■ EXERCISE REQUIREMENTS: Copy out the lines word for word, starting with the first line and ending with the line that contains "- panel-label: (d): [1685, 1678, 1740, 1727]". Include both of those lines.
#### EXERCISE MATERIALS
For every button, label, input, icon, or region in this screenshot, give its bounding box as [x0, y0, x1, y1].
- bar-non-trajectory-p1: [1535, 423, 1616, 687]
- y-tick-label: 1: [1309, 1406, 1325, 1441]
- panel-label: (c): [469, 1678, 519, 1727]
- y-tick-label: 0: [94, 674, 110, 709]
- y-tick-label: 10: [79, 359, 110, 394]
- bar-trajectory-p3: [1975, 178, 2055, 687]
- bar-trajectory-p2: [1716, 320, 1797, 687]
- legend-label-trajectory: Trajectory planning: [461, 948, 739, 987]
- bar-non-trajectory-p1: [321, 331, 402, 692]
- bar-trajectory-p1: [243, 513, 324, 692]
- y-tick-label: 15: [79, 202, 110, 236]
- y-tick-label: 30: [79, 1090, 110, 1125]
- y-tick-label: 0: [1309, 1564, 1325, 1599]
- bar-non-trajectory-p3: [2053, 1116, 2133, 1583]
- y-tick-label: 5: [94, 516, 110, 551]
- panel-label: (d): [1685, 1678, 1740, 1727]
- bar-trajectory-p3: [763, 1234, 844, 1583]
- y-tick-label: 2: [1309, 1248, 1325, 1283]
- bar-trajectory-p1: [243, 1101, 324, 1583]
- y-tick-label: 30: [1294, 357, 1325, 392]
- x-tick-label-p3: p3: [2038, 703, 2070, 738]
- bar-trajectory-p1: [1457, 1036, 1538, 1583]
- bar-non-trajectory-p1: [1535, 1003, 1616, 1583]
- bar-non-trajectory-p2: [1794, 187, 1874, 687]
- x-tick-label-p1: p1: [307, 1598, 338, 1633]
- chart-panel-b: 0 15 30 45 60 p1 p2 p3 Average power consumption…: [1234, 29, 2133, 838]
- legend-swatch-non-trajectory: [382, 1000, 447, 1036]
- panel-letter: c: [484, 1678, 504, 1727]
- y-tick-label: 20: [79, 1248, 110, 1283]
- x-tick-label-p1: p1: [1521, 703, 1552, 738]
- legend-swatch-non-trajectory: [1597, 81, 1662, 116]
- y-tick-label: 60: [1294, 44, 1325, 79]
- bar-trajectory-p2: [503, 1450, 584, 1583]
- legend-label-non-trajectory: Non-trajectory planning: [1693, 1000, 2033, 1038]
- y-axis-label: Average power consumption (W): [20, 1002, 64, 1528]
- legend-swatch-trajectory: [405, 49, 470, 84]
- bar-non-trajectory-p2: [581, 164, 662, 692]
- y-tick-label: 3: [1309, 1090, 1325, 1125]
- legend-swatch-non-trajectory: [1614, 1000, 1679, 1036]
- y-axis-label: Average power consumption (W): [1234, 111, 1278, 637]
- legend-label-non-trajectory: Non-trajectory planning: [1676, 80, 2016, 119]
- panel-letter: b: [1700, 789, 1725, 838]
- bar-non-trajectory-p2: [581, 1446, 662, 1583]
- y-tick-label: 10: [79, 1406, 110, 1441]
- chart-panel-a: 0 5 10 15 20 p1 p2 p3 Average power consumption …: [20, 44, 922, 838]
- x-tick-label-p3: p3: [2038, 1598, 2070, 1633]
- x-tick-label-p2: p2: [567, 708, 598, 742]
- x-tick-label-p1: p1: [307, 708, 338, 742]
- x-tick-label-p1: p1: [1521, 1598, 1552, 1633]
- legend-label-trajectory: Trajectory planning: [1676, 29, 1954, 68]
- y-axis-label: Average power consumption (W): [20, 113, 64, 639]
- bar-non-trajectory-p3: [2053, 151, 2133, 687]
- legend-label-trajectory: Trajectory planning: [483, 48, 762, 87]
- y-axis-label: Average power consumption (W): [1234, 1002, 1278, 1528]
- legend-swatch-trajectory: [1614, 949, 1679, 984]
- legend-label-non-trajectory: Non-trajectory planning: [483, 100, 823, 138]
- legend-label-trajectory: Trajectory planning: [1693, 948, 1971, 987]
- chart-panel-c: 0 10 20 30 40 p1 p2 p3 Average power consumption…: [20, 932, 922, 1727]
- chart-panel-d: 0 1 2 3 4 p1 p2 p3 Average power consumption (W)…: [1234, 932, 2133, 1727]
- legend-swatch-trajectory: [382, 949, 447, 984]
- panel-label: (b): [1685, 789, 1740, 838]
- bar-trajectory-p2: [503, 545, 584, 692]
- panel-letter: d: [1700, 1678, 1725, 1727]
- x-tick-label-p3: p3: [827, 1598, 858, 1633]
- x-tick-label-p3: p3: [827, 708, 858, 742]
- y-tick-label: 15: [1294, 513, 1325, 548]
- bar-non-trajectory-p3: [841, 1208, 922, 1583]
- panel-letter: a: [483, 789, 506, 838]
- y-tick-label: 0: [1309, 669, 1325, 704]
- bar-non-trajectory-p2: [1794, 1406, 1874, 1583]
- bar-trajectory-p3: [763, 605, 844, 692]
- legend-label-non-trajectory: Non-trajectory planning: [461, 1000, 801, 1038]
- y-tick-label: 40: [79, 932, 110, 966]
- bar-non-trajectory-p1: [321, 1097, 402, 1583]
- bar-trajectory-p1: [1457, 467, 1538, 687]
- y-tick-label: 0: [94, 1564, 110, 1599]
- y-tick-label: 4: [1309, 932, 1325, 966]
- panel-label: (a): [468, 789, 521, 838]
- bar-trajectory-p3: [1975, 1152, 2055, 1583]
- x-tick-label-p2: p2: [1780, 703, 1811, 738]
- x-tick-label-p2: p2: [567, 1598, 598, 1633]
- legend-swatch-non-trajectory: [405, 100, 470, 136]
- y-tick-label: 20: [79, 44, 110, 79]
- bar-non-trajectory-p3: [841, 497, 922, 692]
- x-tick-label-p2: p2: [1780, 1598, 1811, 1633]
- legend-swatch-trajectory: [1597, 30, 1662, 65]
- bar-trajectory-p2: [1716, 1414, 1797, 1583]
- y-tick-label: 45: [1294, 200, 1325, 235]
########
■ SOLUTION TO THIS PROBLEM:
For every button, label, input, icon, or region in this screenshot, give its bounding box as [x0, y0, x1, y1].
- bar-non-trajectory-p1: [1535, 423, 1616, 687]
- y-tick-label: 1: [1309, 1406, 1325, 1441]
- panel-label: (c): [469, 1678, 519, 1727]
- y-tick-label: 0: [94, 674, 110, 709]
- y-tick-label: 10: [79, 359, 110, 394]
- bar-trajectory-p3: [1975, 178, 2055, 687]
- bar-trajectory-p2: [1716, 320, 1797, 687]
- legend-label-trajectory: Trajectory planning: [461, 948, 739, 987]
- bar-non-trajectory-p1: [321, 331, 402, 692]
- bar-trajectory-p1: [243, 513, 324, 692]
- y-tick-label: 15: [79, 202, 110, 236]
- y-tick-label: 30: [79, 1090, 110, 1125]
- y-tick-label: 0: [1309, 1564, 1325, 1599]
- bar-non-trajectory-p3: [2053, 1116, 2133, 1583]
- y-tick-label: 5: [94, 516, 110, 551]
- panel-label: (d): [1685, 1678, 1740, 1727]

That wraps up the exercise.